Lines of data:
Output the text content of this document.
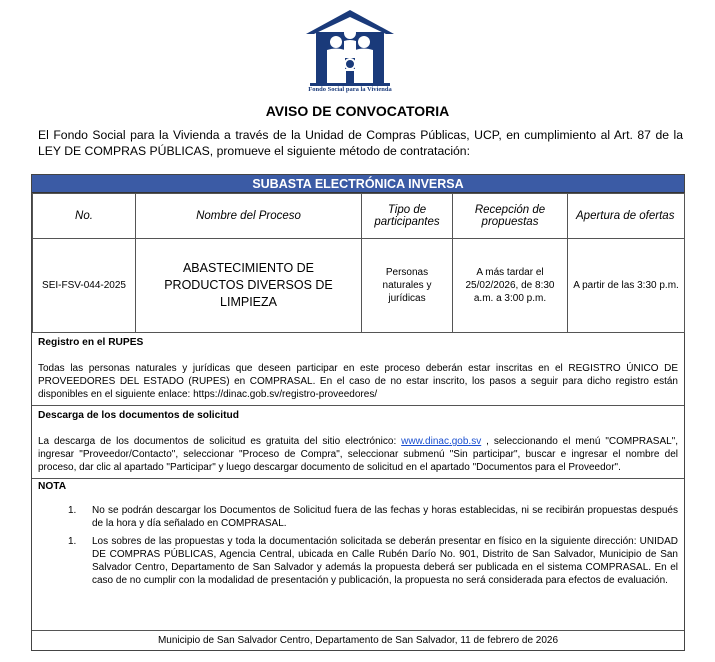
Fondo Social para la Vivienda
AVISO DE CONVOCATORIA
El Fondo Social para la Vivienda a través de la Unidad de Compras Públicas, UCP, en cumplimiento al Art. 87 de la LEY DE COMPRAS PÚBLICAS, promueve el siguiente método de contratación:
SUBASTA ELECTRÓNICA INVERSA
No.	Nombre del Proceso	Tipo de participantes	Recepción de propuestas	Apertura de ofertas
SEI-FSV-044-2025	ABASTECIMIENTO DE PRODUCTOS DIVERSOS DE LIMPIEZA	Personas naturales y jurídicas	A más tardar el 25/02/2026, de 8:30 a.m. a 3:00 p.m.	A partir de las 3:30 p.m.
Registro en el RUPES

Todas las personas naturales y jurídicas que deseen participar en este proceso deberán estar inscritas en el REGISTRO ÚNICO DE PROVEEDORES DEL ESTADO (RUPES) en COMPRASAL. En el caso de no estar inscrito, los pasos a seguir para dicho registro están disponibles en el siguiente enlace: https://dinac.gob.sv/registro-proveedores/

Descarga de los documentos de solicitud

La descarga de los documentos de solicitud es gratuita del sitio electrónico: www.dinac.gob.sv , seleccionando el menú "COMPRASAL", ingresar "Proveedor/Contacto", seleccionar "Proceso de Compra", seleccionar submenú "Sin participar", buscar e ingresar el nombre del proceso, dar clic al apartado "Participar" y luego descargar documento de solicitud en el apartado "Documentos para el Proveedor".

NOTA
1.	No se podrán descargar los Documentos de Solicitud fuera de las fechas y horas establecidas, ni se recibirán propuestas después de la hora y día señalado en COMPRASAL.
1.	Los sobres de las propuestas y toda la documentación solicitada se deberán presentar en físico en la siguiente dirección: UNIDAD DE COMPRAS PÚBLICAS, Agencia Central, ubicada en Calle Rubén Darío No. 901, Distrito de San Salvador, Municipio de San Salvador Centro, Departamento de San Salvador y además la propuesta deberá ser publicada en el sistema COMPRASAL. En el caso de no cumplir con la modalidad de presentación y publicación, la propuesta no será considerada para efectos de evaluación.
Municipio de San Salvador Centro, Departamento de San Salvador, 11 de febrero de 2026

---

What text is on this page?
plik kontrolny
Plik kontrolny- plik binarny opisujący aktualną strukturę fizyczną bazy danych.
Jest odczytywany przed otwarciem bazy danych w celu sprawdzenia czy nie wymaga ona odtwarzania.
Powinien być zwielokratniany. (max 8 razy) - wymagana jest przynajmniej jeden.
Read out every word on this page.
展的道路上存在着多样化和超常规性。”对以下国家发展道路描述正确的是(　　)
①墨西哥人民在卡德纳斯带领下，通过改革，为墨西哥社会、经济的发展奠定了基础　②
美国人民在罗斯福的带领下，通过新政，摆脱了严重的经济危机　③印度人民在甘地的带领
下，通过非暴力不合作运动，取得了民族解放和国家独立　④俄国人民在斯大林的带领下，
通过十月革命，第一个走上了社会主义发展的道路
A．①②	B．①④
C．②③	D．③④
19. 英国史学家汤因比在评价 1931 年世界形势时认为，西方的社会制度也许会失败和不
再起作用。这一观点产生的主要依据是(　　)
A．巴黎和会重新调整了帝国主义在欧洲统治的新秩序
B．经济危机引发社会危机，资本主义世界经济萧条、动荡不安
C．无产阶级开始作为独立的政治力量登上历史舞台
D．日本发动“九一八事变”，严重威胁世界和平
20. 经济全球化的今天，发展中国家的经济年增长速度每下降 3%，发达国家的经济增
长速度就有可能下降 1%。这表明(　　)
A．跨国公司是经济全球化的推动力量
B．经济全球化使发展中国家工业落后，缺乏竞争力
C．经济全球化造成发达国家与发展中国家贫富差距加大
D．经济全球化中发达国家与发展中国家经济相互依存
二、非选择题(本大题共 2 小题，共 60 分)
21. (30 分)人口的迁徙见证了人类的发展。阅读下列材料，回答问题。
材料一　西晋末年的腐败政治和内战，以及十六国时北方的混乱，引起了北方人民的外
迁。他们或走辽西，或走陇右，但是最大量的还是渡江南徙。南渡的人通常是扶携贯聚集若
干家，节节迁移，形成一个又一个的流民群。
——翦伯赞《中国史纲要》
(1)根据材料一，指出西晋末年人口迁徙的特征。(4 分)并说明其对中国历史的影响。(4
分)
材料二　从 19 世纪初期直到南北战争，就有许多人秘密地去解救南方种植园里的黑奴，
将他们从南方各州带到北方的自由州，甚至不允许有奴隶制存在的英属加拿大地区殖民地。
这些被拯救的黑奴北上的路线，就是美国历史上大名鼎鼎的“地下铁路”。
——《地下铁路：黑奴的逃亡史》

---

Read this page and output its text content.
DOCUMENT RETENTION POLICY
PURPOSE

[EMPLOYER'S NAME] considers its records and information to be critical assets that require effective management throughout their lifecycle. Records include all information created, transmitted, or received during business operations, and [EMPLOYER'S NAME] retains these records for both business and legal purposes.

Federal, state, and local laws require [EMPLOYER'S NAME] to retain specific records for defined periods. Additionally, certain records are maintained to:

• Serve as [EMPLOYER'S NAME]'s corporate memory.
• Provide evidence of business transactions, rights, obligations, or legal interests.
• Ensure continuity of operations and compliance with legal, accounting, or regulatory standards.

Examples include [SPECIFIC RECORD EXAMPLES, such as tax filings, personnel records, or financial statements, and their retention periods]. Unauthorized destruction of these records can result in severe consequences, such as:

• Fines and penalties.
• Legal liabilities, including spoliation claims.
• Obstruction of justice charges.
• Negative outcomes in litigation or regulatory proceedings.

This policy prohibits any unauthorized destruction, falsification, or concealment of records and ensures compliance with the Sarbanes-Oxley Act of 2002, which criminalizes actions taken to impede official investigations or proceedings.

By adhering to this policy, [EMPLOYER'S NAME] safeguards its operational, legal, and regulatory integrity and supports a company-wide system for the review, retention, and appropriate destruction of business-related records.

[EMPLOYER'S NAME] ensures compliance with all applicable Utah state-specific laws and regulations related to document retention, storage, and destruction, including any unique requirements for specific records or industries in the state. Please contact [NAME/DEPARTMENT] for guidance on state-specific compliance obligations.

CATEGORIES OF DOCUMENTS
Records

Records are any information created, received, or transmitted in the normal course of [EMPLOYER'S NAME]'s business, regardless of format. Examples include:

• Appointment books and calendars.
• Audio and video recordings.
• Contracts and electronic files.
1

* [Task]
Count how many lines above include the word "COMPRASAL" and answer with that figure only.

* [Response to the task]
4